Aim:
Tally the lines that contain the string "marker" and state that total without comment.

[Data items]

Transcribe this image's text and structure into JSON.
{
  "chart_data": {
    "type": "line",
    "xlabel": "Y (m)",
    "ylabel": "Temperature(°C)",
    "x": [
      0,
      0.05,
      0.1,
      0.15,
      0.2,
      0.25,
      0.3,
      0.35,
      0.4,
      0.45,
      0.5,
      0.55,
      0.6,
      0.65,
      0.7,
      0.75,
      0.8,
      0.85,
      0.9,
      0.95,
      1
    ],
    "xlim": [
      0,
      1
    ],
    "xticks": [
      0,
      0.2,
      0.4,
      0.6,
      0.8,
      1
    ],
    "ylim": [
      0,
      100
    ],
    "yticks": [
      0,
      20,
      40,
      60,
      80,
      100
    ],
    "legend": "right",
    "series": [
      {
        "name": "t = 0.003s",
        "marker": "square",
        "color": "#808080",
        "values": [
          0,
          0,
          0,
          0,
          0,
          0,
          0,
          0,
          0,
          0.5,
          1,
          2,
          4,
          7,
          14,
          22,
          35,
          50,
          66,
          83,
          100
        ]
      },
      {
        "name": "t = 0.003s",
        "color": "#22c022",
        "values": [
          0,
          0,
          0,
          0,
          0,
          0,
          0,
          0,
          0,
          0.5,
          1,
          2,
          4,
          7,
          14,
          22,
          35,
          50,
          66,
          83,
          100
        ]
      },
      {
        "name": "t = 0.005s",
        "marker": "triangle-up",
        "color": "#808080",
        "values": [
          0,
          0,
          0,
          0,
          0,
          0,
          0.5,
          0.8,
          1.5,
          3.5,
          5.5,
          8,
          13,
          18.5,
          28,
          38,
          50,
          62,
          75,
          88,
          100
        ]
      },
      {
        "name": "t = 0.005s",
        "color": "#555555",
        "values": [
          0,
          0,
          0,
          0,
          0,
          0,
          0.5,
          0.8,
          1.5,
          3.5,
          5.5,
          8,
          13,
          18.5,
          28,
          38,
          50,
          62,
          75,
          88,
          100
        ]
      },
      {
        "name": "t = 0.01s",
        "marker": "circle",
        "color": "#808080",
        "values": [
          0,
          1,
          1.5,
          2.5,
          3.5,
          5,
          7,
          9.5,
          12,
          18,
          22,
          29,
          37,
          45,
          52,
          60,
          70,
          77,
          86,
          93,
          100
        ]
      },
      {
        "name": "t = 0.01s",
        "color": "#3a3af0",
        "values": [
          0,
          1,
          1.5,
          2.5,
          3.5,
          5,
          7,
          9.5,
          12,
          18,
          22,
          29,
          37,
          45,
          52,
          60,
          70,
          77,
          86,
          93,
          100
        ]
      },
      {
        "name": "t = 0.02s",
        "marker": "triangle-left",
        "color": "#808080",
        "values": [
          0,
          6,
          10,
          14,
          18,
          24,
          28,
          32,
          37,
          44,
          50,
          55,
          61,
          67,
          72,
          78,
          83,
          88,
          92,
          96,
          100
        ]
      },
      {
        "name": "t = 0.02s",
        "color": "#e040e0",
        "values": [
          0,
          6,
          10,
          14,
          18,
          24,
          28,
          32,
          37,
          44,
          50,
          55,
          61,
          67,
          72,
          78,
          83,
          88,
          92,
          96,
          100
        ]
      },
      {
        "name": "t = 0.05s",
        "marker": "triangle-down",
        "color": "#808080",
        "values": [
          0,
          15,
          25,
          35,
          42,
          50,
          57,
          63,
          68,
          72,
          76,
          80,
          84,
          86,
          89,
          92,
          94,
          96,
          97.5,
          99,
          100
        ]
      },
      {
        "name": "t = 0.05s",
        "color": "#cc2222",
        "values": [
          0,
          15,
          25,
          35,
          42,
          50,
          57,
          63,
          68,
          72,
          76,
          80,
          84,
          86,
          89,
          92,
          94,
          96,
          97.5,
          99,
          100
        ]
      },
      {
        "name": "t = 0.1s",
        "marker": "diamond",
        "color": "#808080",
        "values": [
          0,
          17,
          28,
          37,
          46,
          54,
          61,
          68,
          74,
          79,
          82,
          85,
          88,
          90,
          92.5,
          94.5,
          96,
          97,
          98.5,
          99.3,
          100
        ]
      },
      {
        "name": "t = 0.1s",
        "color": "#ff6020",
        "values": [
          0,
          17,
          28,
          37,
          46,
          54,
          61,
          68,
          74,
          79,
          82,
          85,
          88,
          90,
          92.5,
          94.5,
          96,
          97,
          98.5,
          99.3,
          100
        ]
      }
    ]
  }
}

The result:
6